Please copy the lines between the one holding "svg-text:0.0: 0.0 <box>301" and the one holding "svg-text:6: 6 <box>43 924 47 931</box>", inclusive, word for word.

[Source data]
* * * * * * * * *

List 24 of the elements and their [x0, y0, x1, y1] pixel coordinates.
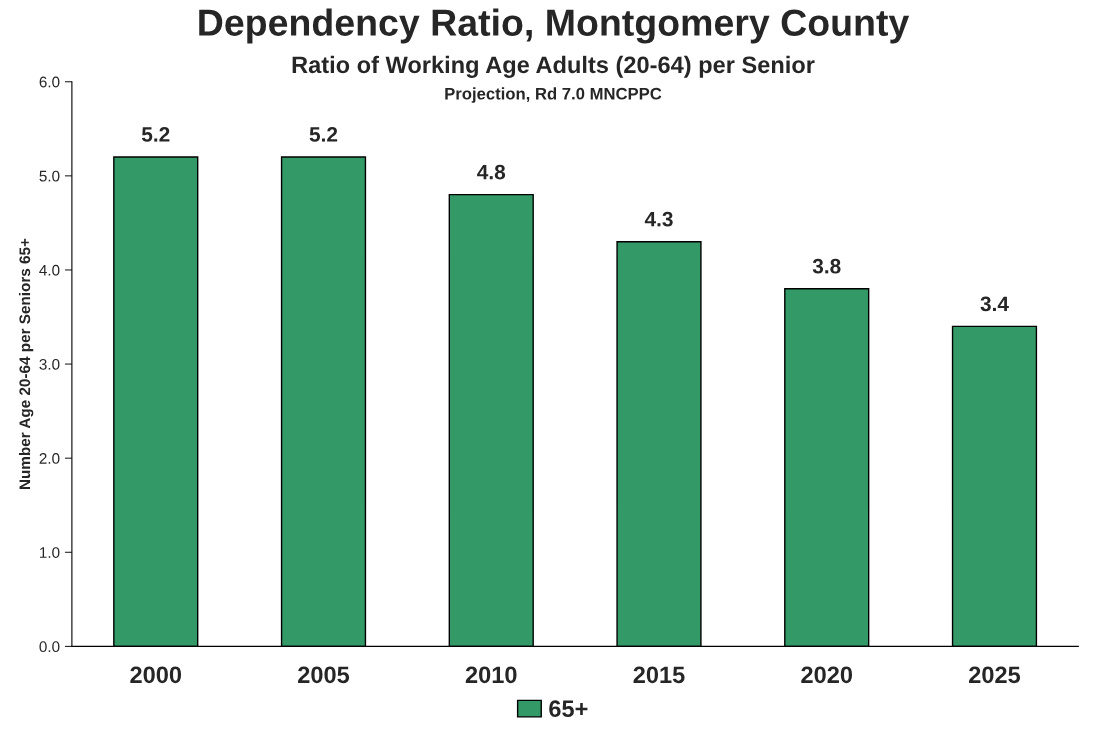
chart-title: Dependency Ratio, Montgomery County — [199, 8, 910, 44]
x-tick-label: 2000 — [130, 666, 182, 684]
annotation: Projection, Rd 7.0 MNCPPC — [445, 87, 662, 103]
data-label: 3.8 — [812, 258, 841, 274]
data-label: 3.4 — [980, 296, 1009, 312]
x-tick-label: 2020 — [801, 666, 853, 684]
y-axis-title: Number Age 20-64 per Seniors 65+ — [18, 238, 34, 490]
data-label: 5.2 — [309, 127, 338, 142]
chart-subtitle: Ratio of Working Age Adults (20-64) per Senior — [292, 55, 815, 78]
y-tick-label: 3.0 — [39, 358, 60, 370]
legend-label: 65+ — [549, 700, 588, 718]
data-label: 4.8 — [477, 164, 506, 180]
x-tick-label: 2005 — [298, 666, 350, 684]
y-tick-label: 2.0 — [39, 453, 60, 464]
y-tick-label: 4.0 — [39, 264, 60, 276]
y-tick-label: 5.0 — [39, 170, 60, 182]
x-tick-label: 2025 — [969, 666, 1021, 684]
x-tick-label: 2015 — [633, 666, 685, 684]
x-tick-label: 2010 — [465, 666, 517, 684]
data-label: 4.3 — [644, 211, 673, 227]
y-tick-label: 6.0 — [39, 76, 60, 88]
y-tick-label: 0.0 — [39, 641, 60, 653]
data-label: 5.2 — [141, 127, 170, 142]
y-tick-label: 1.0 — [40, 547, 60, 558]
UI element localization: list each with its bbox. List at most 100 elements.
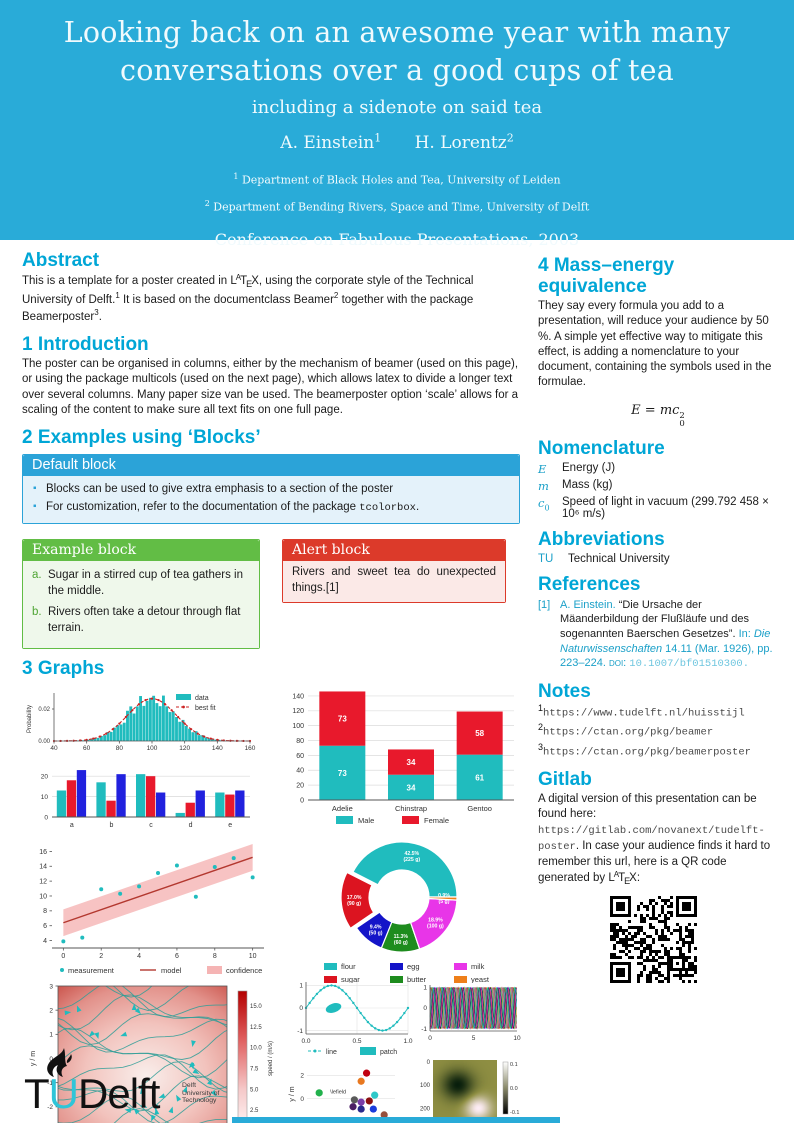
svg-text:0.0: 0.0 <box>301 1038 310 1045</box>
svg-text:speed / (m/s): speed / (m/s) <box>268 1041 274 1076</box>
multiline-plot: 0 5 10 1 0 -1 <box>417 981 521 1054</box>
svg-text:12.5: 12.5 <box>250 1025 262 1031</box>
svg-text:Male: Male <box>358 816 374 825</box>
svg-text:egg: egg <box>407 962 420 971</box>
svg-text:6: 6 <box>43 924 47 931</box>
svg-text:42.5%(225 g): 42.5% (225 g) <box>403 852 420 864</box>
svg-text:60: 60 <box>296 753 304 760</box>
gitlab-heading: Gitlab <box>538 769 592 791</box>
title-line-2: conversations over a good cups of tea <box>120 54 674 87</box>
svg-text:-1: -1 <box>47 1080 53 1087</box>
svg-text:80: 80 <box>296 738 304 745</box>
svg-text:0: 0 <box>49 1056 53 1063</box>
svg-text:milk: milk <box>471 962 485 971</box>
svg-text:10: 10 <box>39 894 47 901</box>
svg-text:butter: butter <box>407 975 427 983</box>
svg-text:73: 73 <box>338 769 347 778</box>
note-2: 2https://ctan.org/pkg/beamer <box>538 722 714 740</box>
svg-text:patch: patch <box>380 1049 397 1056</box>
svg-text:15.0: 15.0 <box>250 1004 262 1010</box>
svg-text:flour: flour <box>341 962 356 971</box>
svg-text:measurement: measurement <box>68 966 115 975</box>
note-1: 1https://www.tudelft.nl/huisstijl <box>538 703 745 720</box>
svg-text:40: 40 <box>296 768 304 775</box>
svg-text:4: 4 <box>137 953 141 960</box>
svg-text:0.9%(5 g): 0.9% (5 g) <box>438 894 450 906</box>
svg-text:d: d <box>189 822 193 829</box>
svg-text:11.3%(60 g): 11.3% (60 g) <box>394 934 409 946</box>
svg-text:-1: -1 <box>297 1028 303 1035</box>
link[interactable]: https://ctan.org/pkg/beamer <box>543 727 714 740</box>
svg-text:6: 6 <box>175 953 179 960</box>
right-column: 4 Mass–energy equivalence They say every… <box>538 246 778 988</box>
svg-text:100: 100 <box>292 723 304 730</box>
link[interactable]: https://gitlab.com/novanext/tudelft-post… <box>538 824 765 853</box>
svg-text:sugar: sugar <box>341 975 360 983</box>
svg-text:1.0: 1.0 <box>403 1038 412 1045</box>
svg-text:100: 100 <box>147 745 158 752</box>
donut-chart: 42.5% (225 g) 17.0% (90 g) 9.4% (50 g) 11.3% (6… <box>294 833 514 988</box>
svg-text:0: 0 <box>61 953 65 960</box>
conference-line: Conference on Fabulous Presentations, 20… <box>214 229 580 249</box>
svg-text:-2: -2 <box>47 1105 53 1112</box>
sine-plot: 0.0 0.5 1.0 1 0 -1 line patch <box>290 977 416 1068</box>
example-block: Example block a. Sugar in a stirred cup o… <box>22 539 260 650</box>
field-scatter-plot: \lefield-2.50.02.502x / my / m <box>287 1059 407 1123</box>
default-block-bullet-1: Blocks can be used to give extra emphasi… <box>32 482 510 498</box>
default-block-bullet-2: For customization, refer to the document… <box>32 500 510 516</box>
abstract-text: This is a template for a poster created … <box>22 273 474 323</box>
latex-logo: LATEX <box>608 869 637 886</box>
abbreviations-heading: Abbreviations <box>538 528 665 550</box>
nomenclature-heading: Nomenclature <box>538 437 665 459</box>
latex-logo: LATEX <box>230 273 259 289</box>
link[interactable]: 10.1007/bf01510300. <box>629 658 750 671</box>
svg-text:0.00: 0.00 <box>38 739 50 745</box>
svg-text:20: 20 <box>41 774 49 781</box>
default-block: Default block Blocks can be used to give… <box>22 454 520 525</box>
grouped-bar-chart: 0 10 20 a b c d e <box>24 761 256 840</box>
svg-text:140: 140 <box>292 694 304 701</box>
link[interactable]: https://www.tudelft.nl/huisstijl <box>543 707 745 720</box>
svg-text:0.02: 0.02 <box>38 707 50 713</box>
svg-text:10: 10 <box>41 794 49 801</box>
svg-text:Chinstrap: Chinstrap <box>395 804 427 813</box>
link[interactable]: https://ctan.org/pkg/beamerposter <box>543 746 751 759</box>
heatmap-canvas <box>433 1060 497 1119</box>
authors: A. Einstein1 H. Lorentz2 <box>0 131 794 153</box>
svg-text:e: e <box>228 822 232 829</box>
example-item-a: a. Sugar in a stirred cup of tea gathers … <box>32 569 243 597</box>
svg-text:confidence: confidence <box>226 966 262 975</box>
svg-text:1: 1 <box>299 983 303 990</box>
introduction-text: The poster can be organised in columns, … <box>22 358 519 417</box>
abbreviation-row: TU Technical University <box>538 552 670 565</box>
svg-text:3: 3 <box>49 984 53 991</box>
default-block-title: Default block <box>23 455 519 477</box>
mass-formula: E = mc 2 0 <box>631 402 685 429</box>
svg-text:\lefield: \lefield <box>330 1090 346 1096</box>
histogram-chart: 40 60 80 100 120 140 160 0.00 0.02 Probability dat… <box>24 687 256 764</box>
svg-text:1: 1 <box>49 1032 53 1039</box>
abstract-heading: Abstract <box>22 250 100 271</box>
svg-text:10: 10 <box>249 953 257 960</box>
svg-text:2.5: 2.5 <box>250 1109 259 1115</box>
reference-1: [1] A. Einstein. “Die Ursache der Mäande… <box>538 598 773 671</box>
svg-text:0.1: 0.1 <box>510 1062 518 1068</box>
svg-text:7.5: 7.5 <box>250 1067 259 1073</box>
svg-text:0: 0 <box>300 798 304 805</box>
svg-text:Female: Female <box>424 816 449 825</box>
svg-text:y / m: y / m <box>289 1087 296 1102</box>
svg-text:0.0: 0.0 <box>510 1086 518 1092</box>
svg-text:Adelie: Adelie <box>332 804 353 813</box>
nomenclature-row: E Energy (J) <box>538 461 616 476</box>
qr-code <box>610 895 778 988</box>
svg-text:58: 58 <box>475 729 484 738</box>
svg-text:5: 5 <box>472 1035 476 1042</box>
mass-text: They say every formula you add to a pres… <box>538 300 772 389</box>
alert-block-text: Rivers and sweet tea do unexpected thing… <box>283 561 505 603</box>
svg-text:-0.1: -0.1 <box>510 1110 519 1116</box>
left-column: Abstract This is a template for a poster… <box>22 246 521 1123</box>
svg-text:10: 10 <box>513 1035 521 1042</box>
svg-text:18.9%(100 g): 18.9% (100 g) <box>427 918 444 930</box>
regression-chart: 0 2 4 6 8 10 4 6 8 10 12 14 16 measurement model confid… <box>22 836 272 989</box>
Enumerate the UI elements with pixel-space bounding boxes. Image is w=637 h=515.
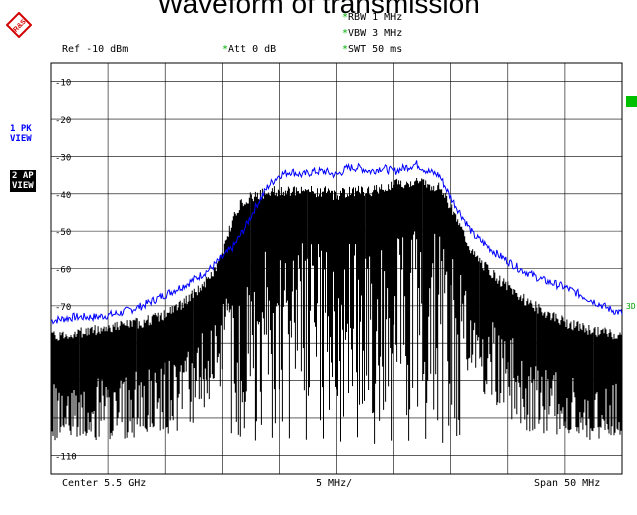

* * * * * * * * *

• _Answer in full_:
svg-text:0.0: 0.0 <box>301 1038 310 1045</box>
svg-text:speed / (m/s): speed / (m/s) <box>268 1041 274 1076</box>
multiline-plot: 0 5 10 1 0 -1 <box>417 981 521 1054</box>
svg-text:12.5: 12.5 <box>250 1025 262 1031</box>
svg-text:Male: Male <box>358 816 374 825</box>
svg-text:egg: egg <box>407 962 420 971</box>
svg-text:6: 6 <box>43 924 47 931</box>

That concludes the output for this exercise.